Required task:
Give the number of lines in the data that hold the string "оказанию". Nothing else is needed.

--- START OF Supplied records ---

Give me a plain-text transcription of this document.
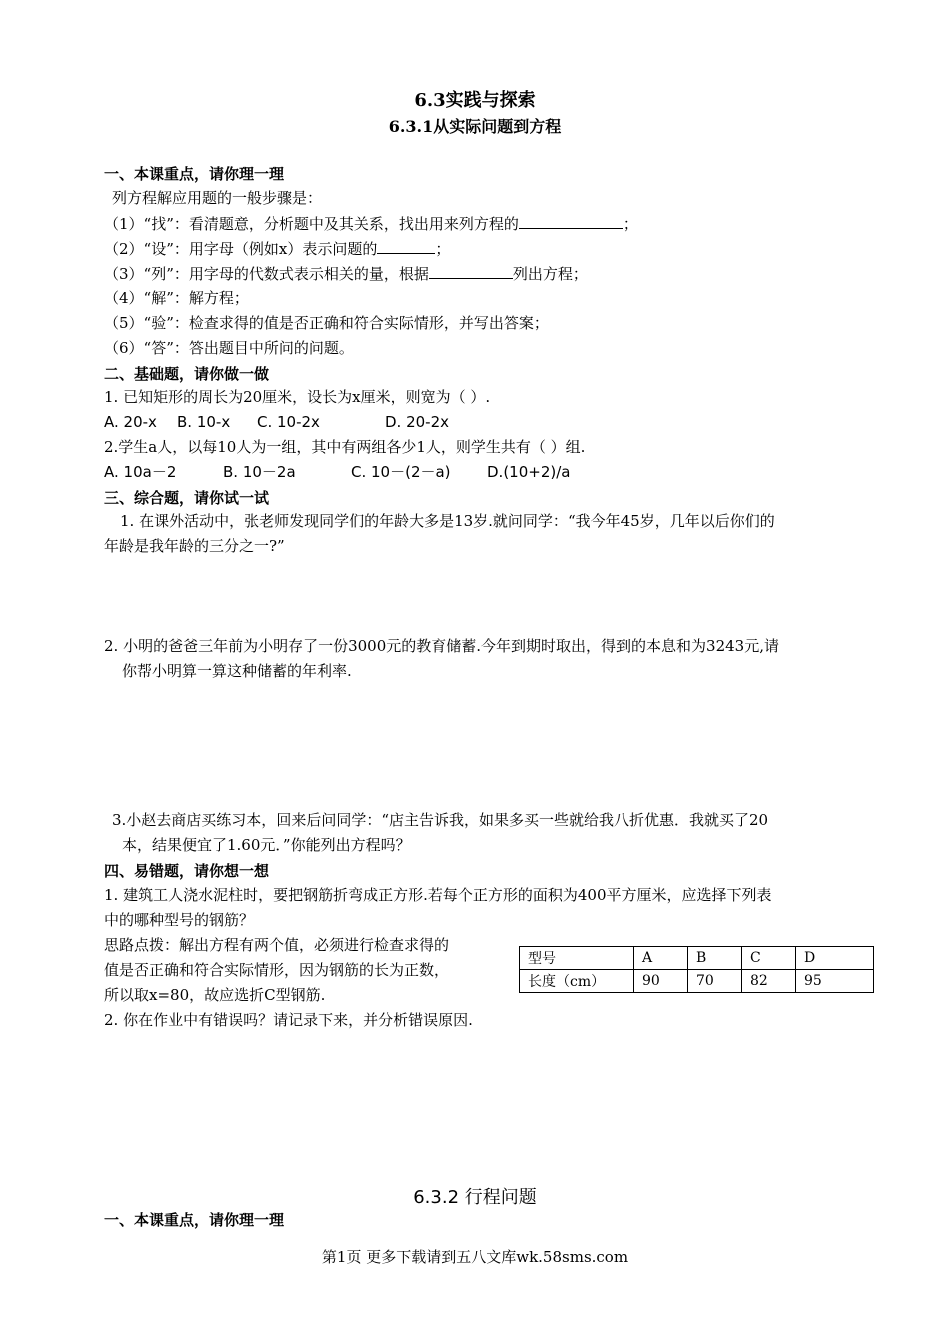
6.3实践与探索
6.3.1从实际问题到方程
一、本课重点，请你理一理
列方程解应用题的一般步骤是：
（1）“找”：看清题意，分析题中及其关系，找出用来列方程的	；
（2）“设”：用字母（例如x）表示问题的	；
（3）“列”：用字母的代数式表示相关的量，根据	列出方程；
（4）“解”：解方程；
（5）“验”：检查求得的值是否正确和符合实际情形，并写出答案；
（6）“答”：答出题目中所问的问题。
二、基础题，请你做一做
1. 已知矩形的周长为20厘米，设长为x厘米，则宽为（ ）.
A. 20-x B. 10-x C. 10-2x	D. 20-2x
2.学生a人，以每10人为一组，其中有两组各少1人，则学生共有（ ）组.
A. 10a－2	B. 10－2a	C. 10－(2－a) D.(10+2)/a
三、综合题，请你试一试
1. 在课外活动中，张老师发现同学们的年龄大多是13岁.就问同学：“我今年45岁，几年以后你们的
年龄是我年龄的三分之一?”
2. 小明的爸爸三年前为小明存了一份3000元的教育储蓄.今年到期时取出，得到的本息和为3243元,请
你帮小明算一算这种储蓄的年利率.
3.小赵去商店买练习本，回来后问同学：“店主告诉我，如果多买一些就给我八折优惠．我就买了20
本，结果便宜了1.60元．”你能列出方程吗？
四、易错题，请你想一想
1. 建筑工人浇水泥柱时，要把钢筋折弯成正方形.若每个正方形的面积为400平方厘米，应选择下列表
中的哪种型号的钢筋？
思路点拨：解出方程有两个值，必须进行检查求得的
值是否正确和符合实际情形，因为钢筋的长为正数，
所以取x=80，故应选折C型钢筋.
2. 你在作业中有错误吗？请记录下来，并分析错误原因.
型号	A	B	C	D
长度（cm）	90	70	82	95
6.3.2 行程问题
一、本课重点，请你理一理
第1页 更多下载请到五八文库wk.58sms.com
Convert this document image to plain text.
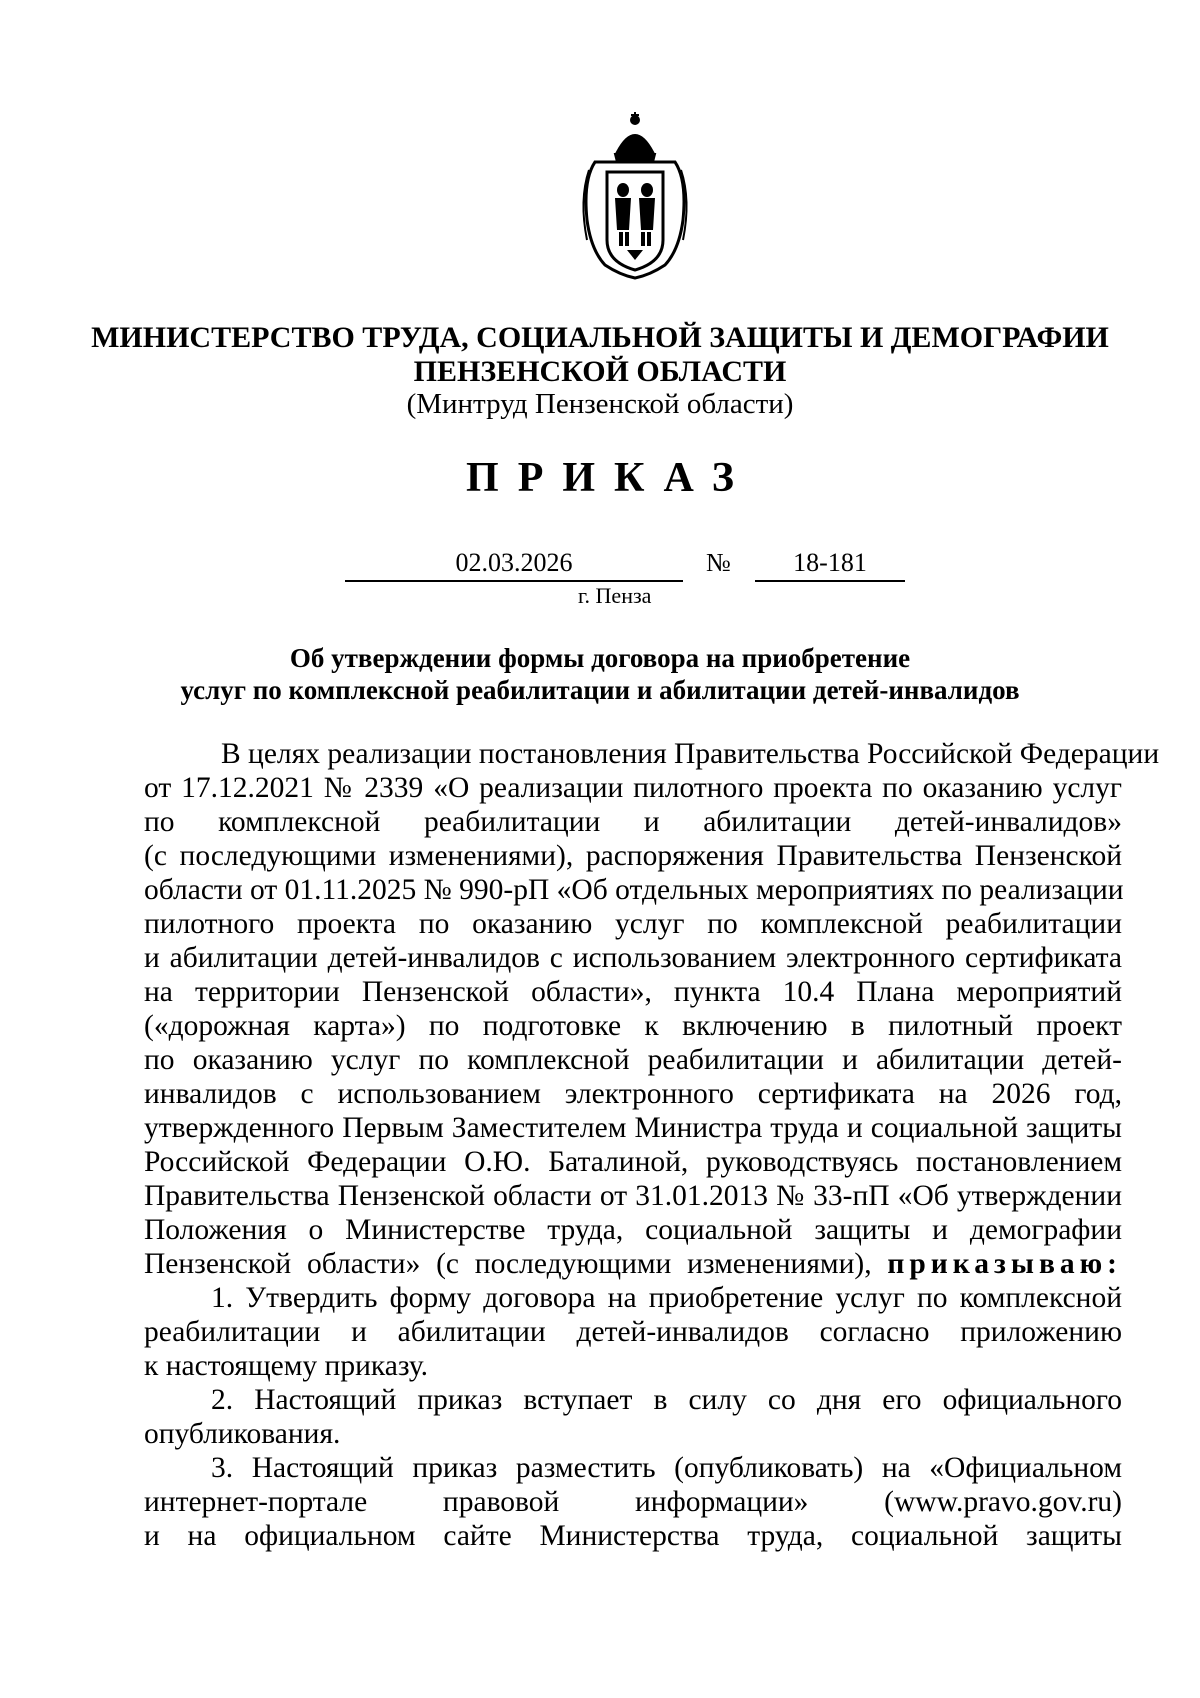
МИНИСТЕРСТВО ТРУДА, СОЦИАЛЬНОЙ ЗАЩИТЫ И ДЕМОГРАФИИ
ПЕНЗЕНСКОЙ ОБЛАСТИ
(Минтруд Пензенской области)
ПРИКАЗ
02.03.2026	№	18-181
г. Пенза
Об утверждении формы договора на приобретение
услуг по комплексной реабилитации и абилитации детей-инвалидов
В целях реализации постановления Правительства Российской Федерации
от 17.12.2021 № 2339 «О реализации пилотного проекта по оказанию услуг
по комплексной реабилитации и абилитации детей-инвалидов»
(с последующими изменениями), распоряжения Правительства Пензенской
области от 01.11.2025 № 990-рП «Об отдельных мероприятиях по реализации
пилотного проекта по оказанию услуг по комплексной реабилитации
и абилитации детей-инвалидов с использованием электронного сертификата
на территории Пензенской области», пункта 10.4 Плана мероприятий
(«дорожная карта») по подготовке к включению в пилотный проект
по оказанию услуг по комплексной реабилитации и абилитации детей-
инвалидов с использованием электронного сертификата на 2026 год,
утвержденного Первым Заместителем Министра труда и социальной защиты
Российской Федерации О.Ю. Баталиной, руководствуясь постановлением
Правительства Пензенской области от 31.01.2013 № 33-пП «Об утверждении
Положения о Министерстве труда, социальной защиты и демографии
Пензенской области» (с последующими изменениями), приказываю:
1. Утвердить форму договора на приобретение услуг по комплексной
реабилитации и абилитации детей-инвалидов согласно приложению
к настоящему приказу.
2. Настоящий приказ вступает в силу со дня его официального
опубликования.
3. Настоящий приказ разместить (опубликовать) на «Официальном
интернет-портале правовой информации» (www.pravo.gov.ru)
и на официальном сайте Министерства труда, социальной защиты
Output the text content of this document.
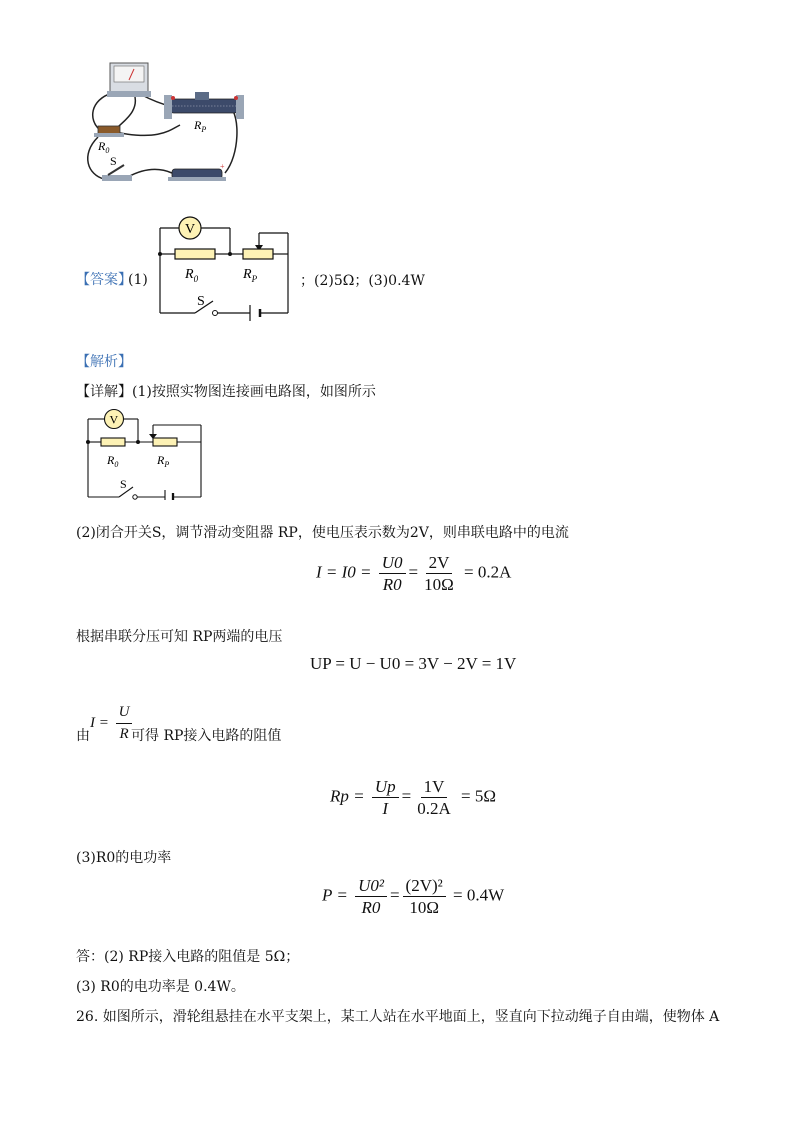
+
$R_0$
$R_P$
S
【答案】
(1)
V
$R_0$	$R_P$
S
；(2)5Ω；(3)0.4W
【解析】
【详解】(1)按照实物图连接画电路图，如图所示
V
$R_0$	$R_P$
S
(2)闭合开关S，调节滑动变阻器 RP，使电压表示数为2V，则串联电路中的电流
$I = I0 = \frac{U0}{R0} = \frac{2V}{10\Omega} = 0.2A$
根据串联分压可知 RP两端的电压
UP = U − U0 = 3V − 2V = 1V
由
$I = \frac{U}{R}$
可得 RP接入电路的阻值
$Rp = \frac{Up}{I} = \frac{1V}{0.2A} = 5\Omega$
(3)R0的电功率
$P = \frac{\text{U0²}}{R0} = \frac{\text{(2V)²}}{10\Omega} = 0.4W$
答：(2) RP接入电路的阻值是 5Ω；
(3) R0的电功率是 0.4W。
26. 如图所示，滑轮组悬挂在水平支架上，某工人站在水平地面上，竖直向下拉动绳子自由端，使物体 A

--- END OF Supplied records ---

Exercise response:
3